SHORT EXERCISE A: Return the passage of the script feedback between "In any event, this" and "Much appreciated.", inclusive, copied exactly.

SELECTION:
---*---

If the audience has the chance to put the story together, just as the reader does, no matter what conclusion is drawn it will be exciting. Maybe because each segment of the story seems complete and each seems to be the most important.
The viewer, like the reader, can find what seems to be the one true thread of the story, no matter where he or she looks.
For example, this last time I read it, it seems like they're all just terrorists. Well, Caroline and Paul, anyway. She requiring a show of violence, he watching for a news bulletin -- both of them thinking they have the power. Both of them sitting ducks...
I like the scene where Caroline exits the van and thanks Joseph (for the ride? for solving her problems? for not killing her?) and then Joseph asks if she has cash for the train ticket. His concern seems like kindness, it's a surprise, then of course no, he's assuring that the operation runs smoothly... or both, or neither.
In any event, this is a very impressive creation, really, very skilled writing.
You've read closely and got it. I worked on this for a long time. You mention some of the things I intended. In skilled hands it would make a good short film methinks.
Much appreciated.
I would say the cheque is in the post. But I don't know where you live. And I haven't got any money. Or a chequebook.
I really enjoyed this. Thought the writing was pretty spot on. Had no gripes with the end. But I also love ambiguous endings. I'll admit I don't fully know what happened but have a few Ideas. That makes it kind of fun. Have no real critiques as this story feels like it's one that just is what it is. Nice job. And agree with LC it has potential to be a great piece for a showreel. Nice job.
Glad you feel like that. It's one of my favourite scripts.
The ambuguity was the point. Piddled off a few but what can you do? It's gratifying to know you enjoyed it. No higher compliment can be paid. Perhaps.
Naturally I thoroughly agree it would make a good piece for a showreel. Just got to find a director, sort out the locations, get a couple of really good actors, source some fancy mask for that bit, then shoot it well. Doddle! Oh, some funding would be handy and all. Maybe one day. You never can tell.
I'm reading yours shortly. I do hope you enjoy Blood Group. Either way I'll be interested in what you think.
Nice script here. Read it about five times and couldn't make any definite conclusions about the story. Not sure it matters.
Do have a concern that a concept such as this would essentially be lost on a movie audience who only really watch something once and move on to the next thing.

---*---

SHORT EXERCISE B: Retype only the lines of the listing between its first line and the line holding "476, 717, 529]", inclusive, character for character.

GIVEN RECORDS:
---*---

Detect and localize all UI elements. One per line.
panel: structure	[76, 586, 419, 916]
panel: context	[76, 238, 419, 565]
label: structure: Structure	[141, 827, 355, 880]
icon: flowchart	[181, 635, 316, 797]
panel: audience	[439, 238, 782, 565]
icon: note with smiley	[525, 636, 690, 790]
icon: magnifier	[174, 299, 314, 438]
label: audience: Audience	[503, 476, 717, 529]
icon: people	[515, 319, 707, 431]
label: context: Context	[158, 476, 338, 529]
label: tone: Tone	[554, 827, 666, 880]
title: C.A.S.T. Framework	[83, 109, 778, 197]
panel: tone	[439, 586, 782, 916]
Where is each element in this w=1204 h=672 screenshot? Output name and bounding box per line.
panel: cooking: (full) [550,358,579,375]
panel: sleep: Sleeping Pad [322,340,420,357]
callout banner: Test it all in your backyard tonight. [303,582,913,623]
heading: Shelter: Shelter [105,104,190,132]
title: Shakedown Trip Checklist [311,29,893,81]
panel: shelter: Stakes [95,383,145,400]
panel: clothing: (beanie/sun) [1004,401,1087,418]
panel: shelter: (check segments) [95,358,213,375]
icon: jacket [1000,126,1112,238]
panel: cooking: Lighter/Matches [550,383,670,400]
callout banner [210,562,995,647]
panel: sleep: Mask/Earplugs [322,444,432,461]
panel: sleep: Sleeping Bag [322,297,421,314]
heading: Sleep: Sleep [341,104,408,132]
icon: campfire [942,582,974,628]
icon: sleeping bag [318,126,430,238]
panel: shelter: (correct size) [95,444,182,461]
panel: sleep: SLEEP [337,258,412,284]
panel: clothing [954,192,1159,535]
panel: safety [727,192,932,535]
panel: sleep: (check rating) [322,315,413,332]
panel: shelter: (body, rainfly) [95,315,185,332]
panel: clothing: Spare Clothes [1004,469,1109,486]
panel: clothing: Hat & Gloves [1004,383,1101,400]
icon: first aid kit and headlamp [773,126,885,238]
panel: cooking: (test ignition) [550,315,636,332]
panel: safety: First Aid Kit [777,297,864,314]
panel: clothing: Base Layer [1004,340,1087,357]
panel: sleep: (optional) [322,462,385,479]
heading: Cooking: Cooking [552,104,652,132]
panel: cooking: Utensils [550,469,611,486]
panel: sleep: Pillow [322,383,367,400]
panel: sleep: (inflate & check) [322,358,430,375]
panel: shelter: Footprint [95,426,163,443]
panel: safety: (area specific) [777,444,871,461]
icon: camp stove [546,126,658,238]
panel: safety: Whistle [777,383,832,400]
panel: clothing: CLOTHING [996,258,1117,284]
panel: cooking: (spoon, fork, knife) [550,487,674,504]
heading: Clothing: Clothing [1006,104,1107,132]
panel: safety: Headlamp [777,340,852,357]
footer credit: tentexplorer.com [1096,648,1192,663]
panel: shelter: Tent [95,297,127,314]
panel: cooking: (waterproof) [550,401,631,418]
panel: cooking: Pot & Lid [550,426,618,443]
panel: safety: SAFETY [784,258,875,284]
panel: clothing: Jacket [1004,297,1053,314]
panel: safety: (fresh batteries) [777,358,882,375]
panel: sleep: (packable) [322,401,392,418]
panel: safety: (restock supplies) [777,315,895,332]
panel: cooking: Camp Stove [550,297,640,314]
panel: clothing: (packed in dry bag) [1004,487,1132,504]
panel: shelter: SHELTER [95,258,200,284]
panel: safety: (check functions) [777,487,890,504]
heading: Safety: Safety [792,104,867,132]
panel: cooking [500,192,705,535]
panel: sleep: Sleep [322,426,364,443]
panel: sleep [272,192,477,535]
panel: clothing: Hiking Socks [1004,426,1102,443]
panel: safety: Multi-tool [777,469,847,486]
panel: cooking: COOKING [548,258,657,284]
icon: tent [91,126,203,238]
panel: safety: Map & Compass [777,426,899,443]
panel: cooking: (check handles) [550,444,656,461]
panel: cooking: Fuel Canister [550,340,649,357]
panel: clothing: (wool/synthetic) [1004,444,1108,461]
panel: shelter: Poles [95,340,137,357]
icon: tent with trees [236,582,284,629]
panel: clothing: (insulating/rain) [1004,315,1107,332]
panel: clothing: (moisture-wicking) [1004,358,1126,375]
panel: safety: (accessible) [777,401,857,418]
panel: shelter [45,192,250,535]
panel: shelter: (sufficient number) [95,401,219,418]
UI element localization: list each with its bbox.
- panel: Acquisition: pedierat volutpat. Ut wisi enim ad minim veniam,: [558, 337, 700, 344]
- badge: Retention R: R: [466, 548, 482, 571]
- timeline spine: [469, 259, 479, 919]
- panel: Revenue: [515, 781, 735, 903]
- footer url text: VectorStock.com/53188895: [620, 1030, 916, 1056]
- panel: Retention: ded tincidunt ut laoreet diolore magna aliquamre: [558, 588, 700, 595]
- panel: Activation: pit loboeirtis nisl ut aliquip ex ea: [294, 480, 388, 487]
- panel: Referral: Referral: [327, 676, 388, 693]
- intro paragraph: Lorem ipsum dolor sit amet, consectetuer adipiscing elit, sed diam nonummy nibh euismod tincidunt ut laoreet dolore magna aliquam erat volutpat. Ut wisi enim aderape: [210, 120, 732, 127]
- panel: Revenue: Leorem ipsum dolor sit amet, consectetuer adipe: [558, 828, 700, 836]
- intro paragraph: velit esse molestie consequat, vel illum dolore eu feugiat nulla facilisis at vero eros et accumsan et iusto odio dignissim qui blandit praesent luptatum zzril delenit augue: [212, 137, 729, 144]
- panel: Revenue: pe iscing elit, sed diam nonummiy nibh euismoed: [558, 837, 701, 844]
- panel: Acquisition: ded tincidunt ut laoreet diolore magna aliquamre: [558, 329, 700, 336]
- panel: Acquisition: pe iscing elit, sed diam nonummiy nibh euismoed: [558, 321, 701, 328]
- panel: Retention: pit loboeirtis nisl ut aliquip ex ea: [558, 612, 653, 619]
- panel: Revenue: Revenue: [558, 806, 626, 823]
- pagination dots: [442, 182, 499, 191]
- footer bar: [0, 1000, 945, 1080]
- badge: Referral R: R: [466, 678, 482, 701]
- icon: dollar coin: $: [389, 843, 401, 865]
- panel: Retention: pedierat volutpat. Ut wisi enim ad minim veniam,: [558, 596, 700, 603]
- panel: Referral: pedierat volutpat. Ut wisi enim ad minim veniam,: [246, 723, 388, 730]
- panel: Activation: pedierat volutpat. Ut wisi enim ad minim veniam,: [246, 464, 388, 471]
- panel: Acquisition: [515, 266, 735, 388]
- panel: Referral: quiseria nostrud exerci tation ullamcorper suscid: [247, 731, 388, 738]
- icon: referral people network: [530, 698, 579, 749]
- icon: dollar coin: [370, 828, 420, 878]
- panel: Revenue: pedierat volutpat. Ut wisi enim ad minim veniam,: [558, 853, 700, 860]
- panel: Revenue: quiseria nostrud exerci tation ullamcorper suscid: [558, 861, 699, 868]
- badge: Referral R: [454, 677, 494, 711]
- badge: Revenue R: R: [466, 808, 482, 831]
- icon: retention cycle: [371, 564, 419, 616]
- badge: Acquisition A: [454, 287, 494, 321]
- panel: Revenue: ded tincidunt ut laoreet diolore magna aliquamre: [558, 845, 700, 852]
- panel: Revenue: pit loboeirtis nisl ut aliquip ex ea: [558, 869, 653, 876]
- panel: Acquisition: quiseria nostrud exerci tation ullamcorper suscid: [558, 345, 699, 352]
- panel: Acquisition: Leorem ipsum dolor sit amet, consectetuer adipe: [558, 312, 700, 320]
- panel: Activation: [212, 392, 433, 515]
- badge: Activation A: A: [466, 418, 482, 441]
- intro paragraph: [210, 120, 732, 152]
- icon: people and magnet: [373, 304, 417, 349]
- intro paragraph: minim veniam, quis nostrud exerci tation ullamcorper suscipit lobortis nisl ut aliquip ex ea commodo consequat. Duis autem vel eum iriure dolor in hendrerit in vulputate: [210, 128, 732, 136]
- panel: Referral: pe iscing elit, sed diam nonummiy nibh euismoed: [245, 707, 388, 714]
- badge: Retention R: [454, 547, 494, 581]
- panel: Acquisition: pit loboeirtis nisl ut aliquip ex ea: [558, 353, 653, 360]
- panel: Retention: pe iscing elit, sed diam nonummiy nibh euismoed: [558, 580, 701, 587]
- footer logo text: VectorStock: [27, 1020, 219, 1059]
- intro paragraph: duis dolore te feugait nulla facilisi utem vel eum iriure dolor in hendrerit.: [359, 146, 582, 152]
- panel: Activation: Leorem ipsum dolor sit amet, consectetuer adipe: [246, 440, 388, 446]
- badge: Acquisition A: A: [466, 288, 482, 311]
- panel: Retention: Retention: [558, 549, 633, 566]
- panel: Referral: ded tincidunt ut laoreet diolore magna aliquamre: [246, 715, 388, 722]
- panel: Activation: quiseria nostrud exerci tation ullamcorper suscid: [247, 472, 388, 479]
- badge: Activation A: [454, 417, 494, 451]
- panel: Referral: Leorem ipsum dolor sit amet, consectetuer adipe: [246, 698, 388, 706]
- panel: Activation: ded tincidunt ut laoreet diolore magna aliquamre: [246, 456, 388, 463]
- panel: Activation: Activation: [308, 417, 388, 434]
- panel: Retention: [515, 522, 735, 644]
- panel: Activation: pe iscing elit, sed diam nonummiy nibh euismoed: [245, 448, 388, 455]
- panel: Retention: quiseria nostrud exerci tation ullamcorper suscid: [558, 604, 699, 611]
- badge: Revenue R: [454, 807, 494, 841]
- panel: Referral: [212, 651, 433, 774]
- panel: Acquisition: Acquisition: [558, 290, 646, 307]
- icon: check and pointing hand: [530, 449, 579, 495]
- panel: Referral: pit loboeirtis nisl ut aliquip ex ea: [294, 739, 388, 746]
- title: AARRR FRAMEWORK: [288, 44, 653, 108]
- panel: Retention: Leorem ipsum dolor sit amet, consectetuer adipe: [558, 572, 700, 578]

---*---

SOLUTION A:
In any event, this is a very impressive creation, really, very skilled writing.
You've read closely and got it. I worked on this for a long time. You mention some of the things I intended. In skilled hands it would make a good short film methinks.
Much appreciated.

SOLUTION B:
Detect and localize all UI elements. One per line.
panel: structure	[76, 586, 419, 916]
panel: context	[76, 238, 419, 565]
label: structure: Structure	[141, 827, 355, 880]
icon: flowchart	[181, 635, 316, 797]
panel: audience	[439, 238, 782, 565]
icon: note with smiley	[525, 636, 690, 790]
icon: magnifier	[174, 299, 314, 438]
label: audience: Audience	[503, 476, 717, 529]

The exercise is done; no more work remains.